**Instruction:**
Do not include the pictures; repeat the rest of the data exactly.

**Extracted records:**
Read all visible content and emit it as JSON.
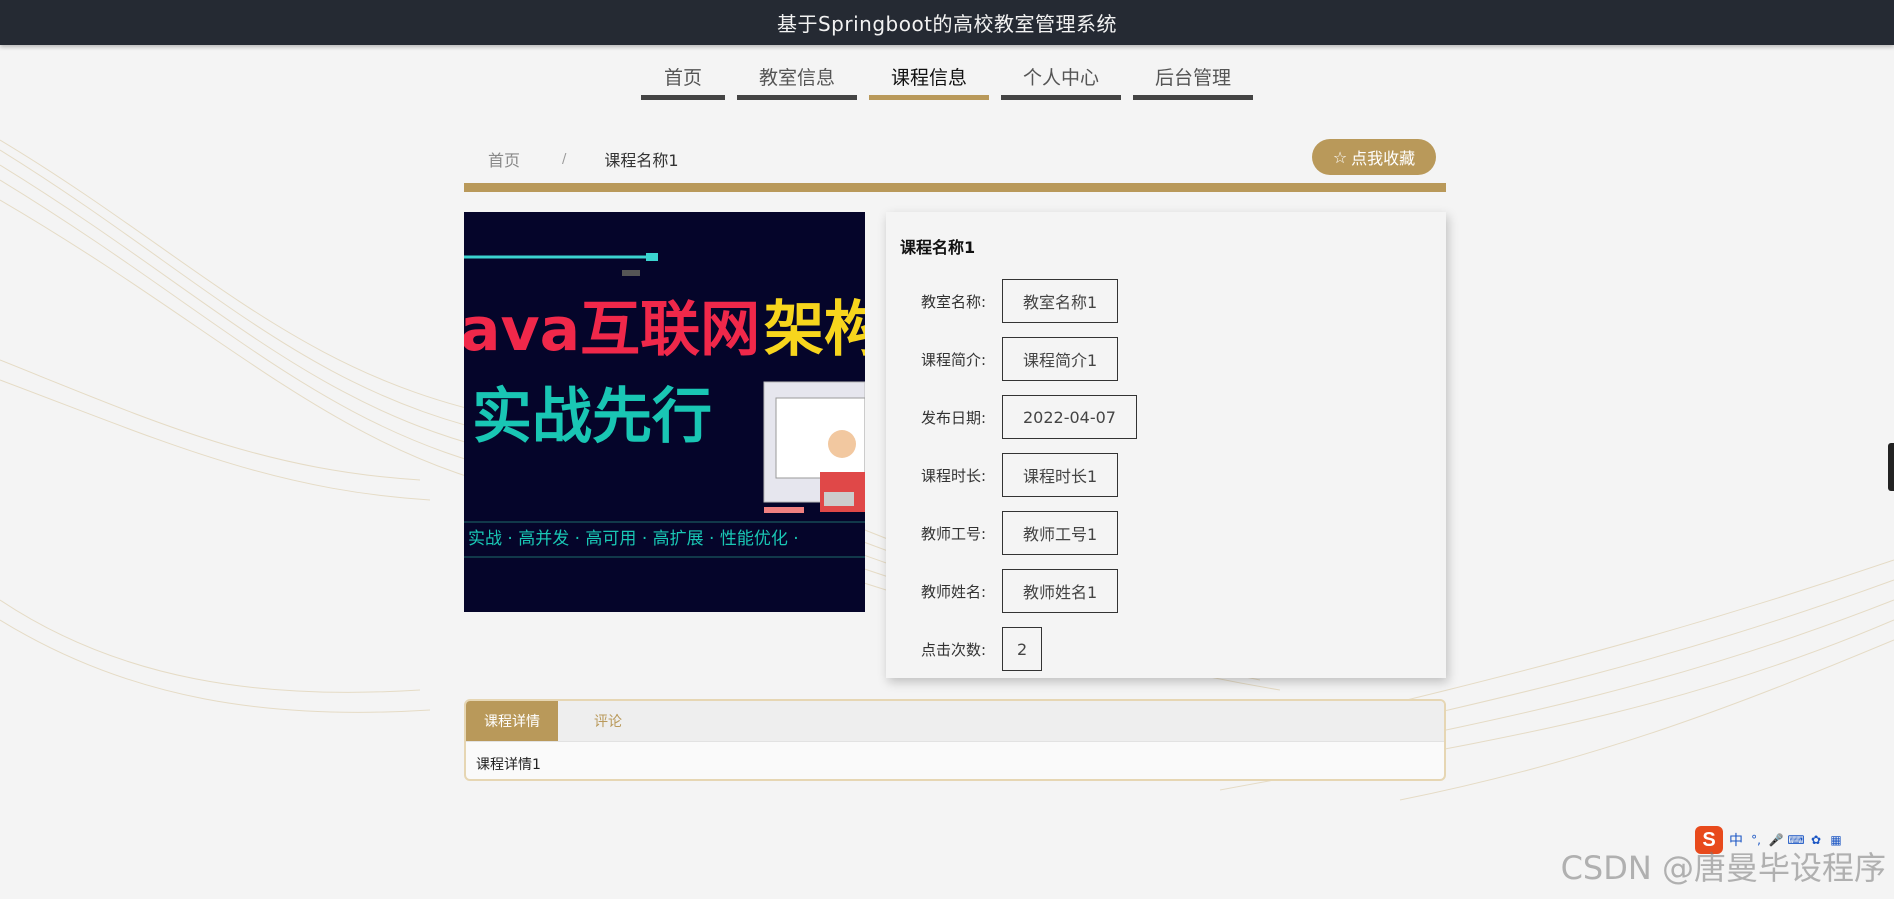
{
  "header": {
    "title": "基于Springboot的高校教室管理系统"
  },
  "nav": {
    "items": [
      {
        "label": "首页",
        "active": false
      },
      {
        "label": "教室信息",
        "active": false
      },
      {
        "label": "课程信息",
        "active": true
      },
      {
        "label": "个人中心",
        "active": false
      },
      {
        "label": "后台管理",
        "active": false
      }
    ]
  },
  "breadcrumb": {
    "home": "首页",
    "separator": "/",
    "current": "课程名称1"
  },
  "favorite": {
    "icon": "star-outline-icon",
    "label": "点我收藏"
  },
  "poster": {
    "line1": "ava互联网架构",
    "line1_white": "ava互联网",
    "line1_yellow": "架构",
    "line2": "实战先行",
    "line3": "实战 · 高并发 · 高可用 · 高扩展 · 性能优化 ·"
  },
  "detail": {
    "title": "课程名称1",
    "fields": [
      {
        "label": "教室名称:",
        "value": "教室名称1"
      },
      {
        "label": "课程简介:",
        "value": "课程简介1"
      },
      {
        "label": "发布日期:",
        "value": "2022-04-07"
      },
      {
        "label": "课程时长:",
        "value": "课程时长1"
      },
      {
        "label": "教师工号:",
        "value": "教师工号1"
      },
      {
        "label": "教师姓名:",
        "value": "教师姓名1"
      },
      {
        "label": "点击次数:",
        "value": "2"
      }
    ]
  },
  "tabs": {
    "items": [
      {
        "label": "课程详情",
        "active": true
      },
      {
        "label": "评论",
        "active": false
      }
    ],
    "content": "课程详情1"
  },
  "tray": {
    "ime_label": "中"
  },
  "watermark": "CSDN @唐曼毕设程序",
  "colors": {
    "accent": "#b9995a",
    "topbar": "#252a33",
    "background": "#f4f4f4"
  }
}
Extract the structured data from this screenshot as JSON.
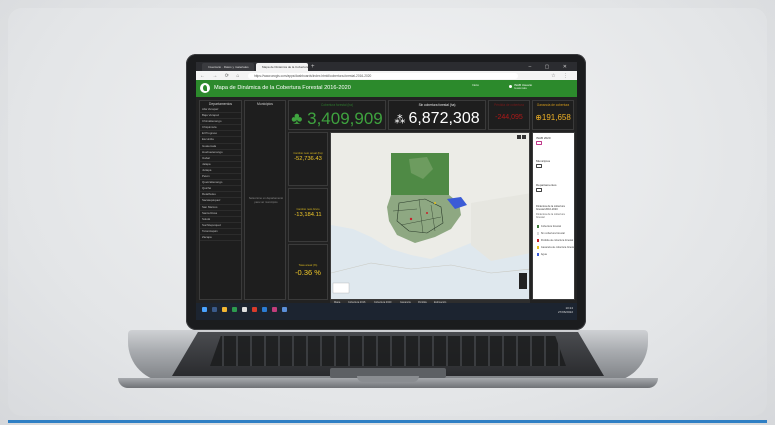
{
  "browser": {
    "tabs": [
      "Inventario · Datos y materiales",
      "Mapa de Dinámica de la Cobertura..."
    ],
    "new_tab": "+",
    "window_controls": "– ▢ ✕",
    "nav_icons": "← → ⟳ ⌂",
    "url": "https://www.arcgis.com/apps/dashboards/index.html#/cobertura-forestal-2016-2020",
    "address_icons": "☆ ⋮"
  },
  "header": {
    "title": "Mapa de Dinámica de la Cobertura Forestal 2016-2020",
    "center_small": "Inicio",
    "user_name": "INAB Usuario",
    "user_sub": "Guatemala",
    "accent": "#2c8a2c"
  },
  "departments": {
    "title": "Departamentos",
    "items": [
      "Alta Verapaz",
      "Baja Verapaz",
      "Chimaltenango",
      "Chiquimula",
      "El Progreso",
      "Escuintla",
      "Guatemala",
      "Huehuetenango",
      "Izabal",
      "Jalapa",
      "Jutiapa",
      "Petén",
      "Quetzaltenango",
      "Quiché",
      "Retalhuleu",
      "Sacatepéquez",
      "San Marcos",
      "Santa Rosa",
      "Sololá",
      "Suchitepéquez",
      "Totonicapán",
      "Zacapa"
    ]
  },
  "municipalities": {
    "title": "Municipios",
    "empty_message": "Seleccione un departamento para ver municipios"
  },
  "indicators": {
    "forest": {
      "label": "Cobertura forestal (ha)",
      "value": "3,409,909",
      "color": "#3fa33f"
    },
    "nonforest": {
      "label": "Sin cobertura forestal (ha)",
      "value": "6,872,308",
      "color": "#ffffff"
    },
    "loss": {
      "label": "Pérdida de cobertura",
      "value": "-244,095",
      "color": "#b01818"
    },
    "gain": {
      "label": "Ganancia de cobertura",
      "value": "191,658",
      "color": "#f0b226"
    }
  },
  "side_stats": [
    {
      "label": "Cambio neto anual (ha)",
      "value": "-52,736.43"
    },
    {
      "label": "Cambio neto bruto",
      "value": "-13,184.11"
    },
    {
      "label": "Tasa anual (%)",
      "value": "-0.36 %"
    }
  ],
  "map": {
    "tabs": [
      "Mapa",
      "Cobertura 2016",
      "Cobertura 2020",
      "Ganancia",
      "Pérdida",
      "Estimación"
    ],
    "colors": {
      "forest": "#3f7a3a",
      "loss": "#c8202a",
      "gain": "#e8c21e",
      "water": "#bcd3e6",
      "land": "#e9e9e4"
    }
  },
  "right_panel": {
    "layer_title": "INAB 2020",
    "municipios_title": "Municipios",
    "departamentos_title": "Departamentos",
    "legend_title": "Dinámica de la cobertura forestal 2016-2020",
    "legend_sub": "Dinámica de la cobertura forestal",
    "legend": [
      {
        "label": "Cobertura forestal",
        "color": "#3f7a3a"
      },
      {
        "label": "Sin cobertura forestal",
        "color": "#d8d8d8"
      },
      {
        "label": "Pérdida de cobertura forestal",
        "color": "#c8202a"
      },
      {
        "label": "Ganancia de cobertura forestal",
        "color": "#e8c21e"
      },
      {
        "label": "Agua",
        "color": "#3b5bd6"
      }
    ]
  },
  "taskbar": {
    "time": "10:24",
    "date": "27/06/2022"
  }
}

**Finished task:**
Read all visible content and emit it as JSON.
{
  "header": {
    "title": "基于Springboot的高校教室管理系统"
  },
  "nav": {
    "items": [
      {
        "label": "首页",
        "active": false
      },
      {
        "label": "教室信息",
        "active": false
      },
      {
        "label": "课程信息",
        "active": true
      },
      {
        "label": "个人中心",
        "active": false
      },
      {
        "label": "后台管理",
        "active": false
      }
    ]
  },
  "breadcrumb": {
    "home": "首页",
    "separator": "/",
    "current": "课程名称1"
  },
  "favorite": {
    "icon": "star-outline-icon",
    "label": "点我收藏"
  },
  "poster": {
    "line1": "ava互联网架构",
    "line1_white": "ava互联网",
    "line1_yellow": "架构",
    "line2": "实战先行",
    "line3": "实战 · 高并发 · 高可用 · 高扩展 · 性能优化 ·"
  },
  "detail": {
    "title": "课程名称1",
    "fields": [
      {
        "label": "教室名称:",
        "value": "教室名称1"
      },
      {
        "label": "课程简介:",
        "value": "课程简介1"
      },
      {
        "label": "发布日期:",
        "value": "2022-04-07"
      },
      {
        "label": "课程时长:",
        "value": "课程时长1"
      },
      {
        "label": "教师工号:",
        "value": "教师工号1"
      },
      {
        "label": "教师姓名:",
        "value": "教师姓名1"
      },
      {
        "label": "点击次数:",
        "value": "2"
      }
    ]
  },
  "tabs": {
    "items": [
      {
        "label": "课程详情",
        "active": true
      },
      {
        "label": "评论",
        "active": false
      }
    ],
    "content": "课程详情1"
  },
  "tray": {
    "ime_label": "中"
  },
  "watermark": "CSDN @唐曼毕设程序",
  "colors": {
    "accent": "#b9995a",
    "topbar": "#252a33",
    "background": "#f4f4f4"
  }
}
Extract the structured data from this screenshot as JSON.
{
  "browser": {
    "tabs": [
      "Inventario · Datos y materiales",
      "Mapa de Dinámica de la Cobertura..."
    ],
    "new_tab": "+",
    "window_controls": "– ▢ ✕",
    "nav_icons": "← → ⟳ ⌂",
    "url": "https://www.arcgis.com/apps/dashboards/index.html#/cobertura-forestal-2016-2020",
    "address_icons": "☆ ⋮"
  },
  "header": {
    "title": "Mapa de Dinámica de la Cobertura Forestal 2016-2020",
    "center_small": "Inicio",
    "user_name": "INAB Usuario",
    "user_sub": "Guatemala",
    "accent": "#2c8a2c"
  },
  "departments": {
    "title": "Departamentos",
    "items": [
      "Alta Verapaz",
      "Baja Verapaz",
      "Chimaltenango",
      "Chiquimula",
      "El Progreso",
      "Escuintla",
      "Guatemala",
      "Huehuetenango",
      "Izabal",
      "Jalapa",
      "Jutiapa",
      "Petén",
      "Quetzaltenango",
      "Quiché",
      "Retalhuleu",
      "Sacatepéquez",
      "San Marcos",
      "Santa Rosa",
      "Sololá",
      "Suchitepéquez",
      "Totonicapán",
      "Zacapa"
    ]
  },
  "municipalities": {
    "title": "Municipios",
    "empty_message": "Seleccione un departamento para ver municipios"
  },
  "indicators": {
    "forest": {
      "label": "Cobertura forestal (ha)",
      "value": "3,409,909",
      "color": "#3fa33f"
    },
    "nonforest": {
      "label": "Sin cobertura forestal (ha)",
      "value": "6,872,308",
      "color": "#ffffff"
    },
    "loss": {
      "label": "Pérdida de cobertura",
      "value": "-244,095",
      "color": "#b01818"
    },
    "gain": {
      "label": "Ganancia de cobertura",
      "value": "191,658",
      "color": "#f0b226"
    }
  },
  "side_stats": [
    {
      "label": "Cambio neto anual (ha)",
      "value": "-52,736.43"
    },
    {
      "label": "Cambio neto bruto",
      "value": "-13,184.11"
    },
    {
      "label": "Tasa anual (%)",
      "value": "-0.36 %"
    }
  ],
  "map": {
    "tabs": [
      "Mapa",
      "Cobertura 2016",
      "Cobertura 2020",
      "Ganancia",
      "Pérdida",
      "Estimación"
    ],
    "colors": {
      "forest": "#3f7a3a",
      "loss": "#c8202a",
      "gain": "#e8c21e",
      "water": "#bcd3e6",
      "land": "#e9e9e4"
    }
  },
  "right_panel": {
    "layer_title": "INAB 2020",
    "municipios_title": "Municipios",
    "departamentos_title": "Departamentos",
    "legend_title": "Dinámica de la cobertura forestal 2016-2020",
    "legend_sub": "Dinámica de la cobertura forestal",
    "legend": [
      {
        "label": "Cobertura forestal",
        "color": "#3f7a3a"
      },
      {
        "label": "Sin cobertura forestal",
        "color": "#d8d8d8"
      },
      {
        "label": "Pérdida de cobertura forestal",
        "color": "#c8202a"
      },
      {
        "label": "Ganancia de cobertura forestal",
        "color": "#e8c21e"
      },
      {
        "label": "Agua",
        "color": "#3b5bd6"
      }
    ]
  },
  "taskbar": {
    "time": "10:24",
    "date": "27/06/2022"
  }
}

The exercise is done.